**Task statement**.
Give back every line of the data, transcribed exactly.

**Dataset records**.

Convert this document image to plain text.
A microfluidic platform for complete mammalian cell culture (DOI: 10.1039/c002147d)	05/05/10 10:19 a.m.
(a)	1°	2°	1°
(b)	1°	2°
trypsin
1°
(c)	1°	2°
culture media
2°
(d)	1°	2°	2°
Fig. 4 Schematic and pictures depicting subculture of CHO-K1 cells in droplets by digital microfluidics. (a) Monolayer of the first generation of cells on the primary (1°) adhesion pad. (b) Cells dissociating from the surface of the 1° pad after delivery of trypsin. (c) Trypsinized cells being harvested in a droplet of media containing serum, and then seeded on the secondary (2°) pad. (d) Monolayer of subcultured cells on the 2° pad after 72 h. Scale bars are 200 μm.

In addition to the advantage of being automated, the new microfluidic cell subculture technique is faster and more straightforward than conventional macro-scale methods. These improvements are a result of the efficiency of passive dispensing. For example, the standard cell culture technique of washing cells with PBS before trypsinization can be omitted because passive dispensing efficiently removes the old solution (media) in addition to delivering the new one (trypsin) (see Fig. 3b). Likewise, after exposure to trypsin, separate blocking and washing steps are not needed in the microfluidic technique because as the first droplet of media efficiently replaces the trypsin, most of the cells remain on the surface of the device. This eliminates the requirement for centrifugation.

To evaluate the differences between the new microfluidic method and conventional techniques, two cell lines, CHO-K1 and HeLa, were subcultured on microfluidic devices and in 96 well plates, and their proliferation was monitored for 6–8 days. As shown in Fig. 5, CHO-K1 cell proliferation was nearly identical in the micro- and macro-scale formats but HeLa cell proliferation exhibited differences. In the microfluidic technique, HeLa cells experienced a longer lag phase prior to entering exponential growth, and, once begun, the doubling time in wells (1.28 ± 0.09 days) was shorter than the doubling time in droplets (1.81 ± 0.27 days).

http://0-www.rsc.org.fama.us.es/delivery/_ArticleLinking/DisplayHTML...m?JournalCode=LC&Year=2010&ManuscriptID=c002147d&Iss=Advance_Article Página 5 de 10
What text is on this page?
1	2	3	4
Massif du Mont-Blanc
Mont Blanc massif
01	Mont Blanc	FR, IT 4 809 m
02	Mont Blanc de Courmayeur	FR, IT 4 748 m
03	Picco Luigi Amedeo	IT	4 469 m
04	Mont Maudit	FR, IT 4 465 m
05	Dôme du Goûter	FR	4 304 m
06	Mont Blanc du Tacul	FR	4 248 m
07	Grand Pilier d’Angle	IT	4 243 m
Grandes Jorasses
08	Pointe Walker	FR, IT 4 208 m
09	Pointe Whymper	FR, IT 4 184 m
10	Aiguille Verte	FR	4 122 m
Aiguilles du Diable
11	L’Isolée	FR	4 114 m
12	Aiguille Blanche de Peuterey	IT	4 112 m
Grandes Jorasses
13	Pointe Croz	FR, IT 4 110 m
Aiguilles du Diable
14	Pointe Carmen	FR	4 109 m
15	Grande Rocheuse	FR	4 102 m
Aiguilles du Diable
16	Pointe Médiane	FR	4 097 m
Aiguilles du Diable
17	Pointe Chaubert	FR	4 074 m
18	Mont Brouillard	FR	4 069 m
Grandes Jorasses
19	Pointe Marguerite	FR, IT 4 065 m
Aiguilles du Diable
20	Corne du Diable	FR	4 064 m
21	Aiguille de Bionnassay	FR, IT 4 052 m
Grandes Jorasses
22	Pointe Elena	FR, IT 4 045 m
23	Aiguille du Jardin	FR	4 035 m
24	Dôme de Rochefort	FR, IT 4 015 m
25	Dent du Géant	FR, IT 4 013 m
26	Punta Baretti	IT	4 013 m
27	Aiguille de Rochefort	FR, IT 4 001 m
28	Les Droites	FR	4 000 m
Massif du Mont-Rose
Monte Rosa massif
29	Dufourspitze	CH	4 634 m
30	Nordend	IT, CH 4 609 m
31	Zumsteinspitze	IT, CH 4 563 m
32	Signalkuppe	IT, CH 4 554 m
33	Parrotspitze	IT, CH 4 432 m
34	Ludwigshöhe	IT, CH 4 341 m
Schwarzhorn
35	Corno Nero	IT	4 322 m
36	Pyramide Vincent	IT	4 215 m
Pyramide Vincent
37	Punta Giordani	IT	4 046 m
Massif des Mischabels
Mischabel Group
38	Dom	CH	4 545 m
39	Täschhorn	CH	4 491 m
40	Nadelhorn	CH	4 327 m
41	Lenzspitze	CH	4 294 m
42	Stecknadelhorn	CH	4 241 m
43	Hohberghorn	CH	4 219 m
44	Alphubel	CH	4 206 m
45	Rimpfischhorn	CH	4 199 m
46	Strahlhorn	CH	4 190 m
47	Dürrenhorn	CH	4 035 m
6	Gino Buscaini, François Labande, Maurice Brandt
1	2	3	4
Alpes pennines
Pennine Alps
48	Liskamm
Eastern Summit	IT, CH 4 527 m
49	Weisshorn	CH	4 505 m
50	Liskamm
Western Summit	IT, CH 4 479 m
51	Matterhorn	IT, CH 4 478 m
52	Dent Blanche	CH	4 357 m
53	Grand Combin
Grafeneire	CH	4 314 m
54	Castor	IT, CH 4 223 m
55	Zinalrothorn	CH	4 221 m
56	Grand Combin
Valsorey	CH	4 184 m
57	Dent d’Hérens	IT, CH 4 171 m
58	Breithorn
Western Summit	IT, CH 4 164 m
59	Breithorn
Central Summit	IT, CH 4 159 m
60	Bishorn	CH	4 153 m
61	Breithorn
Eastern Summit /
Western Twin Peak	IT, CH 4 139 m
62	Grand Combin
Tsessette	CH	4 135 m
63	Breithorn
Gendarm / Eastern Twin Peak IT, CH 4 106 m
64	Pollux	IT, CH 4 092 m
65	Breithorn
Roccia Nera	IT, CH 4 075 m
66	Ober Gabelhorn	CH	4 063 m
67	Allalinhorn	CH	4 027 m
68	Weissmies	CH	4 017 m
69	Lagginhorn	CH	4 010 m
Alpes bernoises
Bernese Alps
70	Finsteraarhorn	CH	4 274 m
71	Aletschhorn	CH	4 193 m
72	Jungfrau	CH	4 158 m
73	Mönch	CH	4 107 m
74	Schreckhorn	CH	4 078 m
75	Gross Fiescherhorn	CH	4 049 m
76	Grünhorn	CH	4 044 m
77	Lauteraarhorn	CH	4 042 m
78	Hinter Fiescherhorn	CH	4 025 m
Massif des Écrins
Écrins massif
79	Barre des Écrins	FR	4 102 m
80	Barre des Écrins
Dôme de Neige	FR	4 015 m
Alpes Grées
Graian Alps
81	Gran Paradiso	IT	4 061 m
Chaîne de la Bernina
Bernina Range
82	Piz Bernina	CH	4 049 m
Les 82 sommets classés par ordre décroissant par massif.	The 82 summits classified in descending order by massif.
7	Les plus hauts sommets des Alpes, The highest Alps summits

**Output for this exercise**.
Convert this document image to plain text.
A microfluidic platform for complete mammalian cell culture (DOI: 10.1039/c002147d)	05/05/10 10:19 a.m.
(a)	1°	2°	1°
(b)	1°	2°
trypsin
1°
(c)	1°	2°
culture media
2°
(d)	1°	2°	2°
Fig. 4 Schematic and pictures depicting subculture of CHO-K1 cells in droplets by digital microfluidics. (a) Monolayer of the first generation of cells on the primary (1°) adhesion pad. (b) Cells dissociating from the surface of the 1° pad after delivery of trypsin. (c) Trypsinized cells being harvested in a droplet of media containing serum, and then seeded on the secondary (2°) pad. (d) Monolayer of subcultured cells on the 2° pad after 72 h. Scale bars are 200 μm.

In addition to the advantage of being automated, the new microfluidic cell subculture technique is faster and more straightforward than conventional macro-scale methods. These improvements are a result of the efficiency of passive dispensing. For example, the standard cell culture technique of washing cells with PBS before trypsinization can be omitted because passive dispensing efficiently removes the old solution (media) in addition to delivering the new one (trypsin) (see Fig. 3b). Likewise, after exposure to trypsin, separate blocking and washing steps are not needed in the microfluidic technique because as the first droplet of media efficiently replaces the trypsin, most of the cells remain on the surface of the device. This eliminates the requirement for centrifugation.

To evaluate the differences between the new microfluidic method and conventional techniques, two cell lines, CHO-K1 and HeLa, were subcultured on microfluidic devices and in 96 well plates, and their proliferation was monitored for 6–8 days. As shown in Fig. 5, CHO-K1 cell proliferation was nearly identical in the micro- and macro-scale formats but HeLa cell proliferation exhibited differences. In the microfluidic technique, HeLa cells experienced a longer lag phase prior to entering exponential growth, and, once begun, the doubling time in wells (1.28 ± 0.09 days) was shorter than the doubling time in droplets (1.81 ± 0.27 days).

http://0-www.rsc.org.fama.us.es/delivery/_ArticleLinking/DisplayHTML...m?JournalCode=LC&Year=2010&ManuscriptID=c002147d&Iss=Advance_Article Página 5 de 10
What text is on this page?
1	2	3	4
Massif du Mont-Blanc
Mont Blanc massif
01	Mont Blanc	FR, IT 4 809 m
02	Mont Blanc de Courmayeur	FR, IT 4 748 m
03	Picco Luigi Amedeo	IT	4 469 m
04	Mont Maudit	FR, IT 4 465 m
05	Dôme du Goûter	FR	4 304 m
06	Mont Blanc du Tacul	FR	4 248 m
07	Grand Pilier d’Angle	IT	4 243 m
Grandes Jorasses
08	Pointe Walker	FR, IT 4 208 m
09	Pointe Whymper	FR, IT 4 184 m
10	Aiguille Verte	FR	4 122 m
Aiguilles du Diable
11	L’Isolée	FR	4 114 m
12	Aiguille Blanche de Peuterey	IT	4 112 m
Grandes Jorasses
13	Pointe Croz	FR, IT 4 110 m
Aiguilles du Diable
14	Pointe Carmen	FR	4 109 m
15	Grande Rocheuse	FR	4 102 m
Aiguilles du Diable
16	Pointe Médiane	FR	4 097 m
Aiguilles du Diable
17	Pointe Chaubert	FR	4 074 m
18	Mont Brouillard	FR	4 069 m
Grandes Jorasses
19	Pointe Marguerite	FR, IT 4 065 m
Aiguilles du Diable
20	Corne du Diable	FR	4 064 m
21	Aiguille de Bionnassay	FR, IT 4 052 m
Grandes Jorasses
22	Pointe Elena	FR, IT 4 045 m
23	Aiguille du Jardin	FR	4 035 m
24	Dôme de Rochefort	FR, IT 4 015 m
25	Dent du Géant	FR, IT 4 013 m
26	Punta Baretti	IT	4 013 m
27	Aiguille de Rochefort	FR, IT 4 001 m
28	Les Droites	FR	4 000 m
Massif du Mont-Rose
Monte Rosa massif
29	Dufourspitze	CH	4 634 m
30	Nordend	IT, CH 4 609 m
31	Zumsteinspitze	IT, CH 4 563 m
32	Signalkuppe	IT, CH 4 554 m
33	Parrotspitze	IT, CH 4 432 m
34	Ludwigshöhe	IT, CH 4 341 m
Schwarzhorn
35	Corno Nero	IT	4 322 m
36	Pyramide Vincent	IT	4 215 m
Pyramide Vincent
37	Punta Giordani	IT	4 046 m
Massif des Mischabels
Mischabel Group
38	Dom	CH	4 545 m
39	Täschhorn	CH	4 491 m
40	Nadelhorn	CH	4 327 m
41	Lenzspitze	CH	4 294 m
42	Stecknadelhorn	CH	4 241 m
43	Hohberghorn	CH	4 219 m
44	Alphubel	CH	4 206 m
45	Rimpfischhorn	CH	4 199 m
46	Strahlhorn	CH	4 190 m
47	Dürrenhorn	CH	4 035 m
6	Gino Buscaini, François Labande, Maurice Brandt
1	2	3	4
Alpes pennines
Pennine Alps
48	Liskamm
Eastern Summit	IT, CH 4 527 m
49	Weisshorn	CH	4 505 m
50	Liskamm
Western Summit	IT, CH 4 479 m
51	Matterhorn	IT, CH 4 478 m
52	Dent Blanche	CH	4 357 m
53	Grand Combin
Grafeneire	CH	4 314 m
54	Castor	IT, CH 4 223 m
55	Zinalrothorn	CH	4 221 m
56	Grand Combin
Valsorey	CH	4 184 m
57	Dent d’Hérens	IT, CH 4 171 m
58	Breithorn
Western Summit	IT, CH 4 164 m
59	Breithorn
Central Summit	IT, CH 4 159 m
60	Bishorn	CH	4 153 m
61	Breithorn
Eastern Summit /
Western Twin Peak	IT, CH 4 139 m
62	Grand Combin
Tsessette	CH	4 135 m
63	Breithorn
Gendarm / Eastern Twin Peak IT, CH 4 106 m
64	Pollux	IT, CH 4 092 m
65	Breithorn
Roccia Nera	IT, CH 4 075 m
66	Ober Gabelhorn	CH	4 063 m
67	Allalinhorn	CH	4 027 m
68	Weissmies	CH	4 017 m
69	Lagginhorn	CH	4 010 m
Alpes bernoises
Bernese Alps
70	Finsteraarhorn	CH	4 274 m
71	Aletschhorn	CH	4 193 m
72	Jungfrau	CH	4 158 m
73	Mönch	CH	4 107 m
74	Schreckhorn	CH	4 078 m
75	Gross Fiescherhorn	CH	4 049 m
76	Grünhorn	CH	4 044 m
77	Lauteraarhorn	CH	4 042 m
78	Hinter Fiescherhorn	CH	4 025 m
Massif des Écrins
Écrins massif
79	Barre des Écrins	FR	4 102 m
80	Barre des Écrins
Dôme de Neige	FR	4 015 m
Alpes Grées
Graian Alps
81	Gran Paradiso	IT	4 061 m
Chaîne de la Bernina
Bernina Range
82	Piz Bernina	CH	4 049 m
Les 82 sommets classés par ordre décroissant par massif.	The 82 summits classified in descending order by massif.
7	Les plus hauts sommets des Alpes, The highest Alps summits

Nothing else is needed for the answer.